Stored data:
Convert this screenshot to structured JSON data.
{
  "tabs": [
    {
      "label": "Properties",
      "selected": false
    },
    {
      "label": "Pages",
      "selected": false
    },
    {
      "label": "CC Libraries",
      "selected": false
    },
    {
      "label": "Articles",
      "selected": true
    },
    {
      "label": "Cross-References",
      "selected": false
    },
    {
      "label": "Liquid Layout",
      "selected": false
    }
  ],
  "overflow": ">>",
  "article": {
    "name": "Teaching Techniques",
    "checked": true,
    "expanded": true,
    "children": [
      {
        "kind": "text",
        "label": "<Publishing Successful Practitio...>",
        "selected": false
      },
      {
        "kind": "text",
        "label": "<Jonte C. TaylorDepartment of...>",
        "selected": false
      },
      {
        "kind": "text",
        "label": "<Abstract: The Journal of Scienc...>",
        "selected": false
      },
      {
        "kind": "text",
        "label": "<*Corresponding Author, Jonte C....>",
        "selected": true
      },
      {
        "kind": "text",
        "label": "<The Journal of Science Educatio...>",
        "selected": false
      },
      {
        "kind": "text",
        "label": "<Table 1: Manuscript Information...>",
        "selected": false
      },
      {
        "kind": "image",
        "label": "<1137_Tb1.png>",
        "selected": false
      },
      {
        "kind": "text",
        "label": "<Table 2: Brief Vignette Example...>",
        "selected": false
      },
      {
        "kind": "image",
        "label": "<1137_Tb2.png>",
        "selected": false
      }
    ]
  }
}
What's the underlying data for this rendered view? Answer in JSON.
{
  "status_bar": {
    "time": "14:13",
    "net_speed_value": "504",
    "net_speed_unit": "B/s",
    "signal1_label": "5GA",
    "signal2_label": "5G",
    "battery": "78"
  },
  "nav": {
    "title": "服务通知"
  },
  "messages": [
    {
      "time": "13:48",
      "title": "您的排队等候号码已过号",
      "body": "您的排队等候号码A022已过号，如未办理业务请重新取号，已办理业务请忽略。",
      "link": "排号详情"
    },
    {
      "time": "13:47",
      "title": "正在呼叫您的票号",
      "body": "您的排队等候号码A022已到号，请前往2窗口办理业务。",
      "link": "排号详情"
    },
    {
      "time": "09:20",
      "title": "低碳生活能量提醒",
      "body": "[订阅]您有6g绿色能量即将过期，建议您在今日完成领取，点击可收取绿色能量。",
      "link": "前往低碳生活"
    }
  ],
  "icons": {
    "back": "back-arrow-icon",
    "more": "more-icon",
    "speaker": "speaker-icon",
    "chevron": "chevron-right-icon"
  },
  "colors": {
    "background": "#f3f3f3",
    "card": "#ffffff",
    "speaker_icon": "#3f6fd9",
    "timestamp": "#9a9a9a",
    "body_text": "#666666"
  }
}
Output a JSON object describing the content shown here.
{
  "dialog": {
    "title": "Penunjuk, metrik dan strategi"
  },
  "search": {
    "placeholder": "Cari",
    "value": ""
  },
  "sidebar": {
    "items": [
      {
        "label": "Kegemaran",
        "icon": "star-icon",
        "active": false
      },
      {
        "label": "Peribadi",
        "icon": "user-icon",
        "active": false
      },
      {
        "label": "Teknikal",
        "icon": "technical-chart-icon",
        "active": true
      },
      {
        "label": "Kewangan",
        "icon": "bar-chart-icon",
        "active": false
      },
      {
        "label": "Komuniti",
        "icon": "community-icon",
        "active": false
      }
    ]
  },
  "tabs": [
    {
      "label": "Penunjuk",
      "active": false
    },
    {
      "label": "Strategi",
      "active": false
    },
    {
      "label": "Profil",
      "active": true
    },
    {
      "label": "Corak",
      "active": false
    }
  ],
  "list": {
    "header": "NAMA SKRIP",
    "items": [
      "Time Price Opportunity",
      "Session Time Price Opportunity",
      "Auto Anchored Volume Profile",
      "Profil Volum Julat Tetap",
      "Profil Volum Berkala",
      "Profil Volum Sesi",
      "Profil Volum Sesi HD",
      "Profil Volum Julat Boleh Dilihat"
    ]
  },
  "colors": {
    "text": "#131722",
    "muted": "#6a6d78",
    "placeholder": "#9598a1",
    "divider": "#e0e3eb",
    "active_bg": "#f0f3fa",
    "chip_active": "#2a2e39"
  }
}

WHAT NEEDS TO BE DONE:
Retype all of the material above with every character intact.

REPLY:
Convert this screenshot to structured JSON data.
{
  "tabs": [
    {
      "label": "Properties",
      "selected": false
    },
    {
      "label": "Pages",
      "selected": false
    },
    {
      "label": "CC Libraries",
      "selected": false
    },
    {
      "label": "Articles",
      "selected": true
    },
    {
      "label": "Cross-References",
      "selected": false
    },
    {
      "label": "Liquid Layout",
      "selected": false
    }
  ],
  "overflow": ">>",
  "article": {
    "name": "Teaching Techniques",
    "checked": true,
    "expanded": true,
    "children": [
      {
        "kind": "text",
        "label": "<Publishing Successful Practitio...>",
        "selected": false
      },
      {
        "kind": "text",
        "label": "<Jonte C. TaylorDepartment of...>",
        "selected": false
      },
      {
        "kind": "text",
        "label": "<Abstract: The Journal of Scienc...>",
        "selected": false
      },
      {
        "kind": "text",
        "label": "<*Corresponding Author, Jonte C....>",
        "selected": true
      },
      {
        "kind": "text",
        "label": "<The Journal of Science Educatio...>",
        "selected": false
      },
      {
        "kind": "text",
        "label": "<Table 1: Manuscript Information...>",
        "selected": false
      },
      {
        "kind": "image",
        "label": "<1137_Tb1.png>",
        "selected": false
      },
      {
        "kind": "text",
        "label": "<Table 2: Brief Vignette Example...>",
        "selected": false
      },
      {
        "kind": "image",
        "label": "<1137_Tb2.png>",
        "selected": false
      }
    ]
  }
}
What's the underlying data for this rendered view? Answer in JSON.
{
  "status_bar": {
    "time": "14:13",
    "net_speed_value": "504",
    "net_speed_unit": "B/s",
    "signal1_label": "5GA",
    "signal2_label": "5G",
    "battery": "78"
  },
  "nav": {
    "title": "服务通知"
  },
  "messages": [
    {
      "time": "13:48",
      "title": "您的排队等候号码已过号",
      "body": "您的排队等候号码A022已过号，如未办理业务请重新取号，已办理业务请忽略。",
      "link": "排号详情"
    },
    {
      "time": "13:47",
      "title": "正在呼叫您的票号",
      "body": "您的排队等候号码A022已到号，请前往2窗口办理业务。",
      "link": "排号详情"
    },
    {
      "time": "09:20",
      "title": "低碳生活能量提醒",
      "body": "[订阅]您有6g绿色能量即将过期，建议您在今日完成领取，点击可收取绿色能量。",
      "link": "前往低碳生活"
    }
  ],
  "icons": {
    "back": "back-arrow-icon",
    "more": "more-icon",
    "speaker": "speaker-icon",
    "chevron": "chevron-right-icon"
  },
  "colors": {
    "background": "#f3f3f3",
    "card": "#ffffff",
    "speaker_icon": "#3f6fd9",
    "timestamp": "#9a9a9a",
    "body_text": "#666666"
  }
}
Output a JSON object describing the content shown here.
{
  "dialog": {
    "title": "Penunjuk, metrik dan strategi"
  },
  "search": {
    "placeholder": "Cari",
    "value": ""
  },
  "sidebar": {
    "items": [
      {
        "label": "Kegemaran",
        "icon": "star-icon",
        "active": false
      },
      {
        "label": "Peribadi",
        "icon": "user-icon",
        "active": false
      },
      {
        "label": "Teknikal",
        "icon": "technical-chart-icon",
        "active": true
      },
      {
        "label": "Kewangan",
        "icon": "bar-chart-icon",
        "active": false
      },
      {
        "label": "Komuniti",
        "icon": "community-icon",
        "active": false
      }
    ]
  },
  "tabs": [
    {
      "label": "Penunjuk",
      "active": false
    },
    {
      "label": "Strategi",
      "active": false
    },
    {
      "label": "Profil",
      "active": true
    },
    {
      "label": "Corak",
      "active": false
    }
  ],
  "list": {
    "header": "NAMA SKRIP",
    "items": [
      "Time Price Opportunity",
      "Session Time Price Opportunity",
      "Auto Anchored Volume Profile",
      "Profil Volum Julat Tetap",
      "Profil Volum Berkala",
      "Profil Volum Sesi",
      "Profil Volum Sesi HD",
      "Profil Volum Julat Boleh Dilihat"
    ]
  },
  "colors": {
    "text": "#131722",
    "muted": "#6a6d78",
    "placeholder": "#9598a1",
    "divider": "#e0e3eb",
    "active_bg": "#f0f3fa",
    "chip_active": "#2a2e39"
  }
}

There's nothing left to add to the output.